◆ Excerpts from a transcription dataset ◆

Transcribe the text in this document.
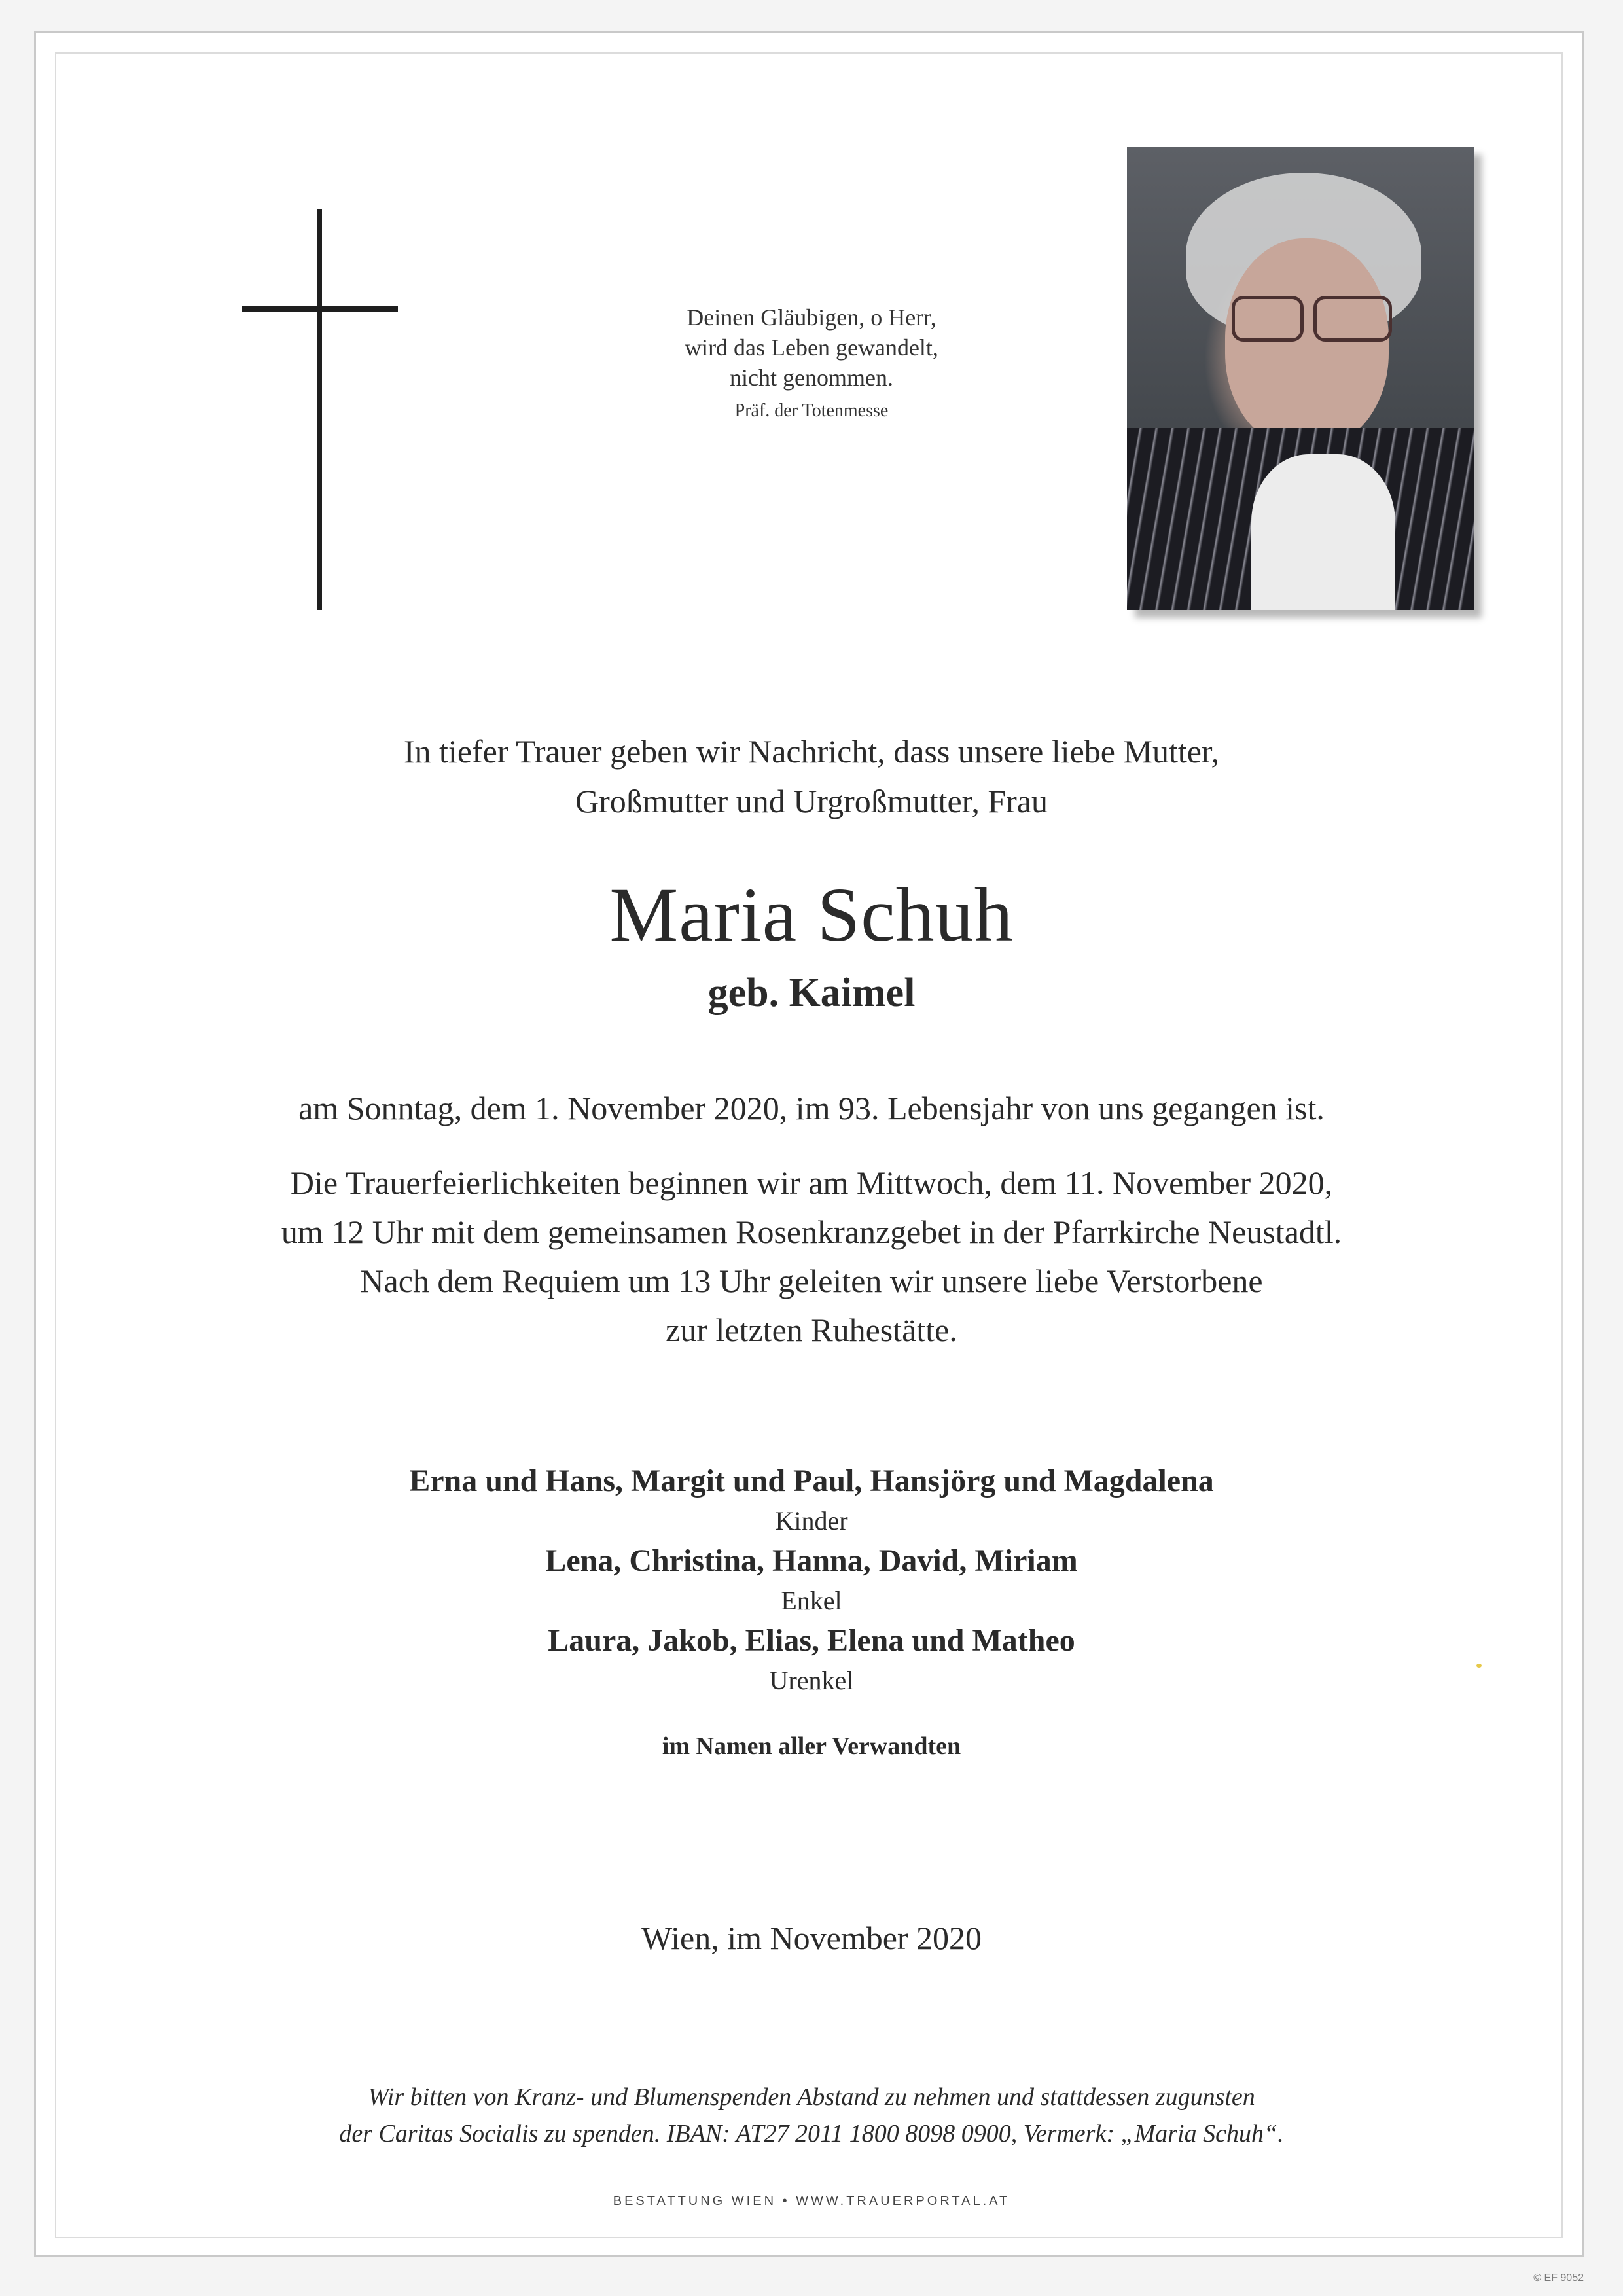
Deinen Gläubigen, o Herr,
wird das Leben gewandelt,
nicht genommen.
Präf. der Totenmesse
In tiefer Trauer geben wir Nachricht, dass unsere liebe Mutter,
Großmutter und Urgroßmutter, Frau
Maria Schuh
geb. Kaimel
am Sonntag, dem 1. November 2020, im 93. Lebensjahr von uns gegangen ist.
Die Trauerfeierlichkeiten beginnen wir am Mittwoch, dem 11. November 2020,
um 12 Uhr mit dem gemeinsamen Rosenkranzgebet in der Pfarrkirche Neustadtl.
Nach dem Requiem um 13 Uhr geleiten wir unsere liebe Verstorbene
zur letzten Ruhestätte.
Erna und Hans, Margit und Paul, Hansjörg und Magdalena
Kinder
Lena, Christina, Hanna, David, Miriam
Enkel
Laura, Jakob, Elias, Elena und Matheo
Urenkel
im Namen aller Verwandten
Wien, im November 2020
Wir bitten von Kranz- und Blumenspenden Abstand zu nehmen und stattdessen zugunsten
der Caritas Socialis zu spenden. IBAN: AT27 2011 1800 8098 0900, Vermerk: „Maria Schuh“.
BESTATTUNG WIEN • WWW.TRAUERPORTAL.AT
© EF 9052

◆ About this exercise ◆
Produce an exact copy of each line of data, skipping embedded images.

◆ Task response ◆
Transcribe the text in this document.
Deinen Gläubigen, o Herr,
wird das Leben gewandelt,
nicht genommen.
Präf. der Totenmesse
In tiefer Trauer geben wir Nachricht, dass unsere liebe Mutter,
Großmutter und Urgroßmutter, Frau
Maria Schuh
geb. Kaimel
am Sonntag, dem 1. November 2020, im 93. Lebensjahr von uns gegangen ist.
Die Trauerfeierlichkeiten beginnen wir am Mittwoch, dem 11. November 2020,
um 12 Uhr mit dem gemeinsamen Rosenkranzgebet in der Pfarrkirche Neustadtl.
Nach dem Requiem um 13 Uhr geleiten wir unsere liebe Verstorbene
zur letzten Ruhestätte.
Erna und Hans, Margit und Paul, Hansjörg und Magdalena
Kinder
Lena, Christina, Hanna, David, Miriam
Enkel
Laura, Jakob, Elias, Elena und Matheo
Urenkel
im Namen aller Verwandten
Wien, im November 2020
Wir bitten von Kranz- und Blumenspenden Abstand zu nehmen und stattdessen zugunsten
der Caritas Socialis zu spenden. IBAN: AT27 2011 1800 8098 0900, Vermerk: „Maria Schuh“.
BESTATTUNG WIEN • WWW.TRAUERPORTAL.AT
© EF 9052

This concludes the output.